• [PROMPT]: Your task is to repeat all of the data exactly while excluding the pictures.

------------------------

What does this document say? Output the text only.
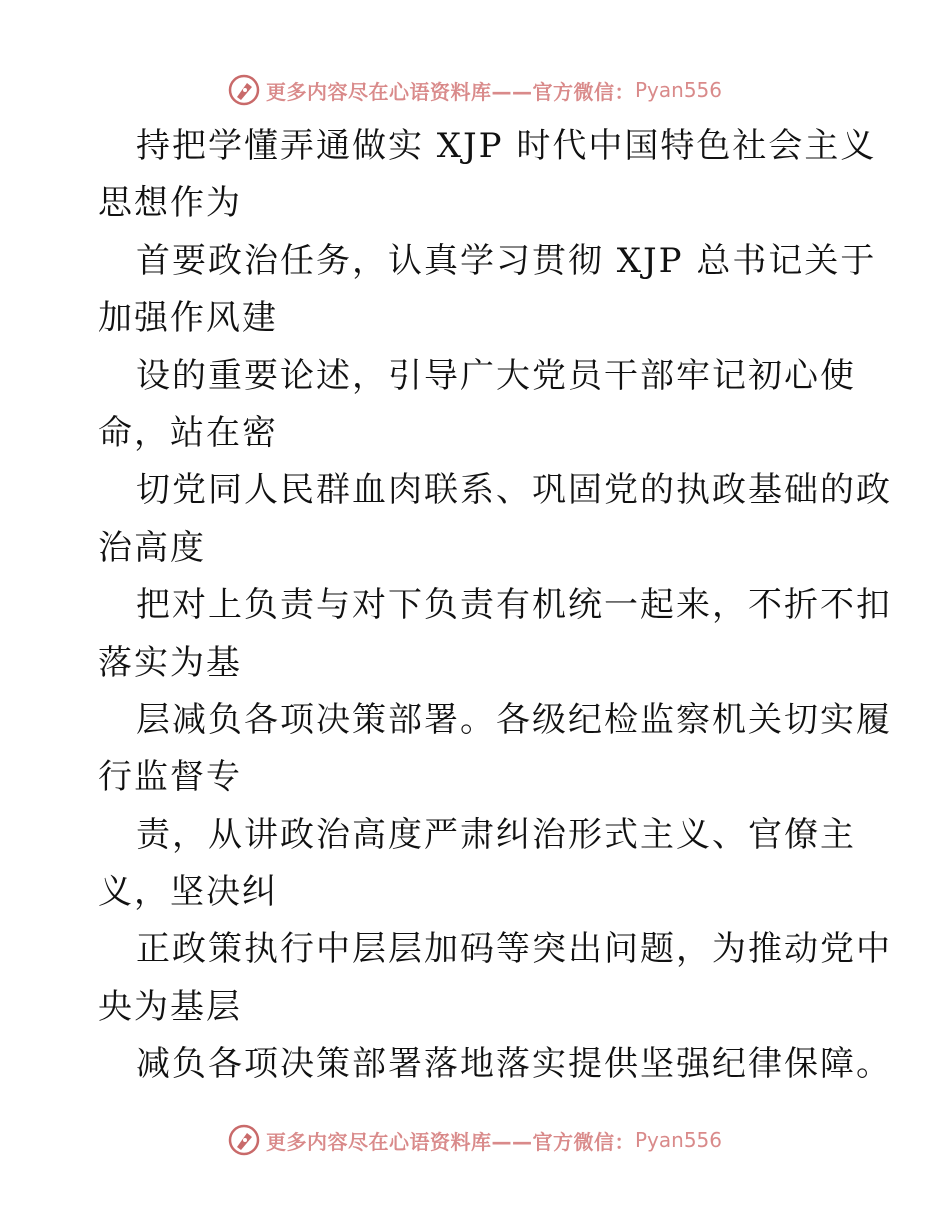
更多内容尽在心语资料库——官方微信： Pyan556
持把学懂弄通做实 XJP 时代中国特色社会主义
思想作为
首要政治任务，认真学习贯彻 XJP 总书记关于
加强作风建
设的重要论述，引导广大党员干部牢记初心使
命，站在密
切党同人民群血肉联系、巩固党的执政基础的政
治高度
把对上负责与对下负责有机统一起来，不折不扣
落实为基
层减负各项决策部署。各级纪检监察机关切实履
行监督专
责，从讲政治高度严肃纠治形式主义、官僚主
义，坚决纠
正政策执行中层层加码等突出问题，为推动党中
央为基层
减负各项决策部署落地落实提供坚强纪律保障。
更多内容尽在心语资料库——官方微信： Pyan556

------------------------

• [SOLUTION FOR THIS TASK]:
What does this document say? Output the text only.
更多内容尽在心语资料库——官方微信： Pyan556
持把学懂弄通做实 XJP 时代中国特色社会主义
思想作为
首要政治任务，认真学习贯彻 XJP 总书记关于
加强作风建
设的重要论述，引导广大党员干部牢记初心使
命，站在密
切党同人民群血肉联系、巩固党的执政基础的政
治高度
把对上负责与对下负责有机统一起来，不折不扣
落实为基
层减负各项决策部署。各级纪检监察机关切实履
行监督专
责，从讲政治高度严肃纠治形式主义、官僚主
义，坚决纠
正政策执行中层层加码等突出问题，为推动党中
央为基层
减负各项决策部署落地落实提供坚强纪律保障。
更多内容尽在心语资料库——官方微信： Pyan556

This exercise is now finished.